DIRECTION:
Below are some records. Copy every line in them that holds "title".

Dataset listings of figures:
- - - - -
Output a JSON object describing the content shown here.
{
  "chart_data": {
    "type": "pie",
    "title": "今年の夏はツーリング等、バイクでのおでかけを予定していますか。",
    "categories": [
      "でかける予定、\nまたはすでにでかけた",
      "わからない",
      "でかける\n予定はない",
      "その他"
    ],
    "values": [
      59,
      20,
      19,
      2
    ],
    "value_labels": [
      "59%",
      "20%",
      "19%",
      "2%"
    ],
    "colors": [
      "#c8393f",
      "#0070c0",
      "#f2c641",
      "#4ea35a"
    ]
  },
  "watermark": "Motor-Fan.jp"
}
- - - - -
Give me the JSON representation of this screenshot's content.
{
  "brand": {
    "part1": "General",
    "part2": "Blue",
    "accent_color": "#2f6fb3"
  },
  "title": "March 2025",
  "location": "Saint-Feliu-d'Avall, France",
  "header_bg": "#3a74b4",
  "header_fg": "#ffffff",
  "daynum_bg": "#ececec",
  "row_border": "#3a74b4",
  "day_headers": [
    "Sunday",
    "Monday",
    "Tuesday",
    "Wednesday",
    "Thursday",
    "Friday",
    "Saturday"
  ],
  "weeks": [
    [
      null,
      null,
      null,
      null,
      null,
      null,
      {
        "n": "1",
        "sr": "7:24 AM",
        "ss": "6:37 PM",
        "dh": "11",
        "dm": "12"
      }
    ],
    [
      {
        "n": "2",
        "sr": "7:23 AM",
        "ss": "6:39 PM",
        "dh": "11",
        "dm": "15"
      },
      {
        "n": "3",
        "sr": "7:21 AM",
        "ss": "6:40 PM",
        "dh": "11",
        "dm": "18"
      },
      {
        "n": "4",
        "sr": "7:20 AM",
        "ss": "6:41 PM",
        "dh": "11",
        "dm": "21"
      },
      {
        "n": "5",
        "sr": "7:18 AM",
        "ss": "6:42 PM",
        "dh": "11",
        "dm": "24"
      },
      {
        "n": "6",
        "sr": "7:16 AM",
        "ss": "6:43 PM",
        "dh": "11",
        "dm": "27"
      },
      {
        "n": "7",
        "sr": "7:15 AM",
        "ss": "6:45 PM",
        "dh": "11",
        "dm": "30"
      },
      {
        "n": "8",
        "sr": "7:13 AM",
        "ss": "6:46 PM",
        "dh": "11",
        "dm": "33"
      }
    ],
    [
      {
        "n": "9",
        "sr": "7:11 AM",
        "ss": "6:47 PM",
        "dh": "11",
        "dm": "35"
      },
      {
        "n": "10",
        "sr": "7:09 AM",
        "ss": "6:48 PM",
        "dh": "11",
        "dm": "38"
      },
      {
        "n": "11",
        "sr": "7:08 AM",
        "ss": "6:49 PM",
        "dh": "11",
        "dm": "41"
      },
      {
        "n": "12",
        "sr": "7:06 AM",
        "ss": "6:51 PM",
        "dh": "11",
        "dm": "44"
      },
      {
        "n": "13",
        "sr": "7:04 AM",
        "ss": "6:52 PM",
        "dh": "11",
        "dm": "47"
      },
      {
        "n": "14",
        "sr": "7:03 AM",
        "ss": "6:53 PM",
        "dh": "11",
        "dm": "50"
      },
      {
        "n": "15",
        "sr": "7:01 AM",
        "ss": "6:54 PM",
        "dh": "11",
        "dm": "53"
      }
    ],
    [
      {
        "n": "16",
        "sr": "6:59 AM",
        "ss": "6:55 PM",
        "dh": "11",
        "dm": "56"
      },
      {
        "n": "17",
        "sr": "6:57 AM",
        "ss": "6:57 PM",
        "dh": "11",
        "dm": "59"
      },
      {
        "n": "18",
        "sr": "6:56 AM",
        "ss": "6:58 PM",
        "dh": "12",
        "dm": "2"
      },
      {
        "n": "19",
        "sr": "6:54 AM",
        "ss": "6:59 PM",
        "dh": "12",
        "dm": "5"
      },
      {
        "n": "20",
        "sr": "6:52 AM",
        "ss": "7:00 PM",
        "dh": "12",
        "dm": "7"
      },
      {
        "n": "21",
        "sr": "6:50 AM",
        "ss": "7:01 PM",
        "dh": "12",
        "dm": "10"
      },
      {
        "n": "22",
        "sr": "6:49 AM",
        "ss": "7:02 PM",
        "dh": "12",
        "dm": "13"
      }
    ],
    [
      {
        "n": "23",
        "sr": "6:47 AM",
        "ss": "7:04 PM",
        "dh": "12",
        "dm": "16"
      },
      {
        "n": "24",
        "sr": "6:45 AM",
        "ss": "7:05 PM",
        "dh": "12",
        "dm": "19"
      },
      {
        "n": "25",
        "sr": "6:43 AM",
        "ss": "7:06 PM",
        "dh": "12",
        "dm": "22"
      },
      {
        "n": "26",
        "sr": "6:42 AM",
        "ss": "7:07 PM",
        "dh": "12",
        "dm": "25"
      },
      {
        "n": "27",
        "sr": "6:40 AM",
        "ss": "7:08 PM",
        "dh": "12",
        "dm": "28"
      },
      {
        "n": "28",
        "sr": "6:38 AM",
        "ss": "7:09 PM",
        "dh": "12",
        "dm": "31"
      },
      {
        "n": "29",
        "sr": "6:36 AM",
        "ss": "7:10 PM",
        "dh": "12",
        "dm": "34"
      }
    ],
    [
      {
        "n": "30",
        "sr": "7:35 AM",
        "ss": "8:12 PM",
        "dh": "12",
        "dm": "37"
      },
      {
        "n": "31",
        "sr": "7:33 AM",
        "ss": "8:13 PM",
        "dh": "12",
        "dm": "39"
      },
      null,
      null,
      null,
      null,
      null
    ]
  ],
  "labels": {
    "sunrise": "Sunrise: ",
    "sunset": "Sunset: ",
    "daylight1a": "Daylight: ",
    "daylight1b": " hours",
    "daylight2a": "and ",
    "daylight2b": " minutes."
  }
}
- - - - -
EXERCISE RESULT:
    "title": "今年の夏はツーリング等、バイクでのおでかけを予定していますか。",
  "title": "March 2025",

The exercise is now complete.